_Your task_
Transcribe the entries below exactly; leave every image out.

_Dataset entries on figures_

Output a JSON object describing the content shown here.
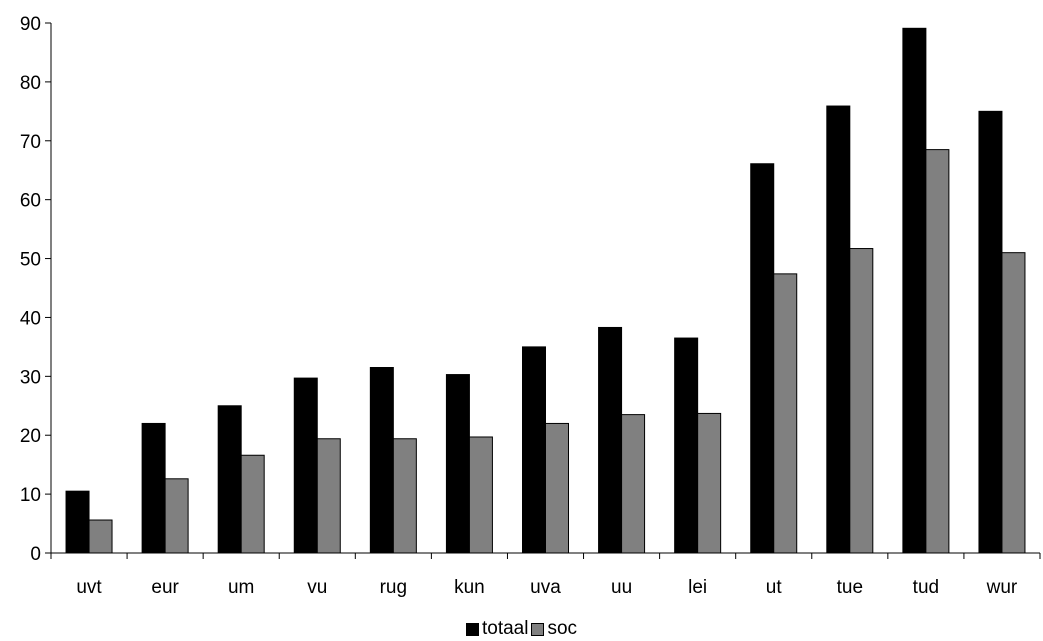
{
  "chart_data": {
    "type": "bar",
    "categories": [
      "uvt",
      "eur",
      "um",
      "vu",
      "rug",
      "kun",
      "uva",
      "uu",
      "lei",
      "ut",
      "tue",
      "tud",
      "wur"
    ],
    "series": [
      {
        "name": "totaal",
        "color": "#000000",
        "values": [
          10.5,
          22,
          25,
          29.7,
          31.5,
          30.3,
          35,
          38.3,
          36.5,
          66.1,
          75.9,
          89.1,
          75
        ]
      },
      {
        "name": "soc",
        "color": "#808080",
        "values": [
          5.6,
          12.6,
          16.6,
          19.4,
          19.4,
          19.7,
          22,
          23.5,
          23.7,
          47.4,
          51.7,
          68.5,
          51
        ]
      }
    ],
    "ylim": [
      0,
      90
    ],
    "yticks": [
      "0",
      "10",
      "20",
      "30",
      "40",
      "50",
      "60",
      "70",
      "80",
      "90"
    ],
    "grid": false,
    "legend_position": "bottom"
  }
}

_Answer to this exercise_
Output a JSON object describing the content shown here.
{
  "chart_data": {
    "type": "bar",
    "categories": [
      "uvt",
      "eur",
      "um",
      "vu",
      "rug",
      "kun",
      "uva",
      "uu",
      "lei",
      "ut",
      "tue",
      "tud",
      "wur"
    ],
    "series": [
      {
        "name": "totaal",
        "color": "#000000",
        "values": [
          10.5,
          22,
          25,
          29.7,
          31.5,
          30.3,
          35,
          38.3,
          36.5,
          66.1,
          75.9,
          89.1,
          75
        ]
      },
      {
        "name": "soc",
        "color": "#808080",
        "values": [
          5.6,
          12.6,
          16.6,
          19.4,
          19.4,
          19.7,
          22,
          23.5,
          23.7,
          47.4,
          51.7,
          68.5,
          51
        ]
      }
    ],
    "ylim": [
      0,
      90
    ],
    "yticks": [
      "0",
      "10",
      "20",
      "30",
      "40",
      "50",
      "60",
      "70",
      "80",
      "90"
    ],
    "grid": false,
    "legend_position": "bottom"
  }
}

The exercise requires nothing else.